Exercise prompt
Copy whichever lines contain the string "Super".
-- start Excerpted records --
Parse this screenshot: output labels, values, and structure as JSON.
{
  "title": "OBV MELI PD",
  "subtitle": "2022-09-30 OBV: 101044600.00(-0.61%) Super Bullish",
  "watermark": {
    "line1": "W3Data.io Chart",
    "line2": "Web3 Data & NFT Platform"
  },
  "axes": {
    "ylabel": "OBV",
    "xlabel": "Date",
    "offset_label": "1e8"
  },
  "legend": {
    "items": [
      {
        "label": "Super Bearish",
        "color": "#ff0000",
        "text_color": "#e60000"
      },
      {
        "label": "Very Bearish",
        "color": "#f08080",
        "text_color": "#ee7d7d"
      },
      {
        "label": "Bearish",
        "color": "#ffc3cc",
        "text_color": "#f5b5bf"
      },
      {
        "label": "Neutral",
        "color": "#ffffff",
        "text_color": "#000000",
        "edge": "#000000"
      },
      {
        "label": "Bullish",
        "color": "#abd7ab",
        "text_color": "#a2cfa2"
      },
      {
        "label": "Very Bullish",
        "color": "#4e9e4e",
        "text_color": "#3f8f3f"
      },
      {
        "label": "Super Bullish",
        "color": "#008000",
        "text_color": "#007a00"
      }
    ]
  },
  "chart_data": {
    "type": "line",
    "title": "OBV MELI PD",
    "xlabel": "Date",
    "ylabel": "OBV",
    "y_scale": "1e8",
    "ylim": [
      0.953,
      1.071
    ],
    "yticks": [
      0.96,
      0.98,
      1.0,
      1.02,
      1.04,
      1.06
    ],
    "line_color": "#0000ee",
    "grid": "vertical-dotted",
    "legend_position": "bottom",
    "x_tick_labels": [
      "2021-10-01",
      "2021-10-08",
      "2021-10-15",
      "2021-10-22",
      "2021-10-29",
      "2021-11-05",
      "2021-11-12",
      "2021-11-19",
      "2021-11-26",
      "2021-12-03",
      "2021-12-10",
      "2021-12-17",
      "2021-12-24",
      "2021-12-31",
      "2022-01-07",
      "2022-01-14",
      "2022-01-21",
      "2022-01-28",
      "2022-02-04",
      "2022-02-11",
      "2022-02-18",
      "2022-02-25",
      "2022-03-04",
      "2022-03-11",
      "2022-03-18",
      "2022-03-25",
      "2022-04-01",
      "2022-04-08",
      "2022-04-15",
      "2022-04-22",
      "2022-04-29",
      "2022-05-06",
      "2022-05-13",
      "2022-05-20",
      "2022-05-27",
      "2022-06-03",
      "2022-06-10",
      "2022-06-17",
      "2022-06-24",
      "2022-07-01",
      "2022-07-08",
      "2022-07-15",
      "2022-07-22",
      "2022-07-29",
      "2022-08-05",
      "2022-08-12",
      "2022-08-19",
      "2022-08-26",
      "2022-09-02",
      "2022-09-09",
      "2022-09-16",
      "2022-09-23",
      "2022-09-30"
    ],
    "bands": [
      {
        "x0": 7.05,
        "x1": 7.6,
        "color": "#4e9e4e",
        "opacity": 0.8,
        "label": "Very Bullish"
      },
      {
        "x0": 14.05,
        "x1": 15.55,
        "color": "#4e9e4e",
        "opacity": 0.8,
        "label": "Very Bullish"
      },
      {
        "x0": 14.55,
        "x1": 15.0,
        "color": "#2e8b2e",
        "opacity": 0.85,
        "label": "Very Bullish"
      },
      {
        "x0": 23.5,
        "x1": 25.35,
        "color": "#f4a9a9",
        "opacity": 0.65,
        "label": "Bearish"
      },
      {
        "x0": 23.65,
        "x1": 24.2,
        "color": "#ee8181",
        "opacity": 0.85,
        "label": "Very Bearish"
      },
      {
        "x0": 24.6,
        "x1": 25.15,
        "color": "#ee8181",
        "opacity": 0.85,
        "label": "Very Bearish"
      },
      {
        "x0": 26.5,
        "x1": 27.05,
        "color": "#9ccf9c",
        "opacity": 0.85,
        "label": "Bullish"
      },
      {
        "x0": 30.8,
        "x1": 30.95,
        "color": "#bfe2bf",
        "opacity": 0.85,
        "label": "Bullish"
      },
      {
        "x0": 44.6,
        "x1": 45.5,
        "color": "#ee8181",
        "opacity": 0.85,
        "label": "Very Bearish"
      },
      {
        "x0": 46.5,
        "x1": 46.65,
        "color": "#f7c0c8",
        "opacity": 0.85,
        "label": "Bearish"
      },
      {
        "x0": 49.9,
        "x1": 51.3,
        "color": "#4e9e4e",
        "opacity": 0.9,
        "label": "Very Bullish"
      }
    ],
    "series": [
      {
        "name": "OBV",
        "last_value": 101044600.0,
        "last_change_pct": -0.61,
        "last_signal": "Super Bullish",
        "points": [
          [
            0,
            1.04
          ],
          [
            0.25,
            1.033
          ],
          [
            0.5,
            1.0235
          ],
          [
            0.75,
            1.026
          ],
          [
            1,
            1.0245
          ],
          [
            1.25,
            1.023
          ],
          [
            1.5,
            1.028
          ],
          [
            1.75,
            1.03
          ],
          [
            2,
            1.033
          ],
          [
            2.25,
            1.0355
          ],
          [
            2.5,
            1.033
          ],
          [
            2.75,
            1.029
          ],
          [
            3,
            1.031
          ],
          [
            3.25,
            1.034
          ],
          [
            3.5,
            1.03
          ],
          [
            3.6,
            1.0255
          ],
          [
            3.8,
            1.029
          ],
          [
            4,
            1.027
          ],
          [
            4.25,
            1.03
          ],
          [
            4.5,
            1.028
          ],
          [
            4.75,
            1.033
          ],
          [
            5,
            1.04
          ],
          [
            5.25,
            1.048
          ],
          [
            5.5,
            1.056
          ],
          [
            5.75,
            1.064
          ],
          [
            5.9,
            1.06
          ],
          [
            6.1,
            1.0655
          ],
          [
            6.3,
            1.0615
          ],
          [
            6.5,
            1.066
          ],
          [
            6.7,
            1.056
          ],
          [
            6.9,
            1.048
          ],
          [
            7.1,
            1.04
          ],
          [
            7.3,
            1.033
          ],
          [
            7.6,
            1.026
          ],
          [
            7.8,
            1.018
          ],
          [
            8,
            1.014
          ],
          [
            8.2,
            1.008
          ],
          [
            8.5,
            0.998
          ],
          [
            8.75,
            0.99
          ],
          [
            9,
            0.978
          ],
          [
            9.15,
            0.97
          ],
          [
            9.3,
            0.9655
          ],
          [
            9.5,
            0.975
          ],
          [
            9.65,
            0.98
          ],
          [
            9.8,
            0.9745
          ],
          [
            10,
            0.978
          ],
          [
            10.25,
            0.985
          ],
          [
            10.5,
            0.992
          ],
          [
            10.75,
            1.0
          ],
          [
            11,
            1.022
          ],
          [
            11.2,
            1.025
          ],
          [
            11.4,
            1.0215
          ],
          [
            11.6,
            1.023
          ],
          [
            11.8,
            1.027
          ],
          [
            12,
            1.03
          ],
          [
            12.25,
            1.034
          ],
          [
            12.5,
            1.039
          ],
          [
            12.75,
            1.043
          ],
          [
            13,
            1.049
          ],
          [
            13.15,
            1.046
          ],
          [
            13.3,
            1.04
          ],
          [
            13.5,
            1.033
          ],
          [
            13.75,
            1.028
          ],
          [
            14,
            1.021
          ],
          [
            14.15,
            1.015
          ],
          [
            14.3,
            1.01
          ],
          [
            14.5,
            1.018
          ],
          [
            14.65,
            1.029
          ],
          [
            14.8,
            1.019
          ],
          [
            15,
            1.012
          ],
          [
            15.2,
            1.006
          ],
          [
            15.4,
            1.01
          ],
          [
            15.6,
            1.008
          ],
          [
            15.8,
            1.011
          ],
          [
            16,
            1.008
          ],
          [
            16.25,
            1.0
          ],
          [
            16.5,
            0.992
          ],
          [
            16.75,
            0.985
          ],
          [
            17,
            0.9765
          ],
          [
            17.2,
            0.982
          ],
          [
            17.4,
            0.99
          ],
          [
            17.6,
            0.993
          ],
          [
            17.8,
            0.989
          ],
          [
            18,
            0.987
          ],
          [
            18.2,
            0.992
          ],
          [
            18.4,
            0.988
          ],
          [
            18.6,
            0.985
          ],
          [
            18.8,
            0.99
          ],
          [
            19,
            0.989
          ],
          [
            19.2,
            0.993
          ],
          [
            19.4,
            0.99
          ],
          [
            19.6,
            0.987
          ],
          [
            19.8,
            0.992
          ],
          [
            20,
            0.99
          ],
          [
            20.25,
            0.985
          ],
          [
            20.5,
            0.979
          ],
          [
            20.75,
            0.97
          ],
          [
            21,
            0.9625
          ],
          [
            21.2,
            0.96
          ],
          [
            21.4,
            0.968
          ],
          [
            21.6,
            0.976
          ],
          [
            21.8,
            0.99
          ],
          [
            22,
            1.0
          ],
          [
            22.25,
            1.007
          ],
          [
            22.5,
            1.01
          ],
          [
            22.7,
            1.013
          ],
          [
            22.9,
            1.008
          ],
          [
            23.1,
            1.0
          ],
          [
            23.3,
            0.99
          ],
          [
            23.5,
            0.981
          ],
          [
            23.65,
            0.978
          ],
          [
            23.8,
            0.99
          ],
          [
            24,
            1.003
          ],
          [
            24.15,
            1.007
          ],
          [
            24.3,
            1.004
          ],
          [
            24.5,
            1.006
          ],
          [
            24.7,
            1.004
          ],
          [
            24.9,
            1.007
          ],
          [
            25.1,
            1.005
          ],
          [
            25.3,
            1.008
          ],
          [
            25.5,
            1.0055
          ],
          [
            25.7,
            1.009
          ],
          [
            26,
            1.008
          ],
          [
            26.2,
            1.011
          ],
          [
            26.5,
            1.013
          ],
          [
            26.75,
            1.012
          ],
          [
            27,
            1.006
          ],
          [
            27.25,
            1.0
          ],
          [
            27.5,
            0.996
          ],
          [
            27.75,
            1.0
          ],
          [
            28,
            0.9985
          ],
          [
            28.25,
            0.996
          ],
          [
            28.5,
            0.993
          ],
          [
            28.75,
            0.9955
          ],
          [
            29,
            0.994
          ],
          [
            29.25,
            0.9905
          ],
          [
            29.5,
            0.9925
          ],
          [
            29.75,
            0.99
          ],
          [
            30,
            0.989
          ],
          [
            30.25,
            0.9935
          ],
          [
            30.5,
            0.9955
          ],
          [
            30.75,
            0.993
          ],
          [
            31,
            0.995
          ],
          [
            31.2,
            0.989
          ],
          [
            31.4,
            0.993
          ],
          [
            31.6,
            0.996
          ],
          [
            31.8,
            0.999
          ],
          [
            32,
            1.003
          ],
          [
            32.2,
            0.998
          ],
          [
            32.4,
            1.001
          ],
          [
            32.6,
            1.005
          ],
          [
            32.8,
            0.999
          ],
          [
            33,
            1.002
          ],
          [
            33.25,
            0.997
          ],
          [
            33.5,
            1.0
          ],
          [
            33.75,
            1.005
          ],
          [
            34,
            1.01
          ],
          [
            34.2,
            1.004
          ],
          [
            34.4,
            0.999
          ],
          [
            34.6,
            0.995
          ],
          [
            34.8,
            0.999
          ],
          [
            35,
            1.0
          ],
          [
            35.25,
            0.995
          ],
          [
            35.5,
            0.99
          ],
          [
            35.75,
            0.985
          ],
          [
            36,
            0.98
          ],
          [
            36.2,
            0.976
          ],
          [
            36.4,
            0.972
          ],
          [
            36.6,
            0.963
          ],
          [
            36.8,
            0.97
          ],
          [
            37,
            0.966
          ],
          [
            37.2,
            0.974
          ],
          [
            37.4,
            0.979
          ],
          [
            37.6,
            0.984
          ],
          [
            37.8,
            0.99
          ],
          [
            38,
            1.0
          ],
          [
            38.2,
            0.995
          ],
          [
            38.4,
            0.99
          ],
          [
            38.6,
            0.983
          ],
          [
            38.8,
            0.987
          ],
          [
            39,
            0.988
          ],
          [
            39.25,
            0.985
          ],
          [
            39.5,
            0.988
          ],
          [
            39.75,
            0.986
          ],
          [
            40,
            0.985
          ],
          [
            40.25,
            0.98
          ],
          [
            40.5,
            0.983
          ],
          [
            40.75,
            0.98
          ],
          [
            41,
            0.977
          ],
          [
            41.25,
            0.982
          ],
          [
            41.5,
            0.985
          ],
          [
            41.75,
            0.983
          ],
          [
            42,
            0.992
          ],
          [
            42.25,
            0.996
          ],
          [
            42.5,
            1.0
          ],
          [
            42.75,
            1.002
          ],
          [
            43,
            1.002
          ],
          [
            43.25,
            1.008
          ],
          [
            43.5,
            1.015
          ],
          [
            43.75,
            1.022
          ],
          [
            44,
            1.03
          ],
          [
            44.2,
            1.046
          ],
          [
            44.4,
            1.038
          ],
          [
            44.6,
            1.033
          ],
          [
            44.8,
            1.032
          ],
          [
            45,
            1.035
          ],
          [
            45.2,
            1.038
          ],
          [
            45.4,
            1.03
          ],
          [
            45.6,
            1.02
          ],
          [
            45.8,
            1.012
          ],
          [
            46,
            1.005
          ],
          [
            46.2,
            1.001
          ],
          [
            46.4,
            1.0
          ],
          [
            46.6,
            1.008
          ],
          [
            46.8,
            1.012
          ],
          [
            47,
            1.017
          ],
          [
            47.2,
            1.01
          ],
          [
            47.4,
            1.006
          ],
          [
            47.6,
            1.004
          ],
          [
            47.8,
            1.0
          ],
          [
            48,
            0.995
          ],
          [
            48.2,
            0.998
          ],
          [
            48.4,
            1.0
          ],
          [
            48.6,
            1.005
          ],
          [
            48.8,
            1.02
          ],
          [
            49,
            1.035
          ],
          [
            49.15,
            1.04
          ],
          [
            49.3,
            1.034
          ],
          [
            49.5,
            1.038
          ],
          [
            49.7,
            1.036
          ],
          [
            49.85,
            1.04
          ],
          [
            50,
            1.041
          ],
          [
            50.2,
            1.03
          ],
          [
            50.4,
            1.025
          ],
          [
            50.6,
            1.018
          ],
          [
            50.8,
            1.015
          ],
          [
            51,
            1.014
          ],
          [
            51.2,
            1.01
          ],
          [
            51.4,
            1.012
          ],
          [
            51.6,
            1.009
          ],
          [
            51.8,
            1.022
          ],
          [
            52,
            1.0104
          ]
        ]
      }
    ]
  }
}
-- end Excerpted records --
Task response
  "subtitle": "2022-09-30 OBV: 101044600.00(-0.61%) Super Bullish",
        "label": "Super Bearish",
        "label": "Super Bullish",
        "last_signal": "Super Bullish",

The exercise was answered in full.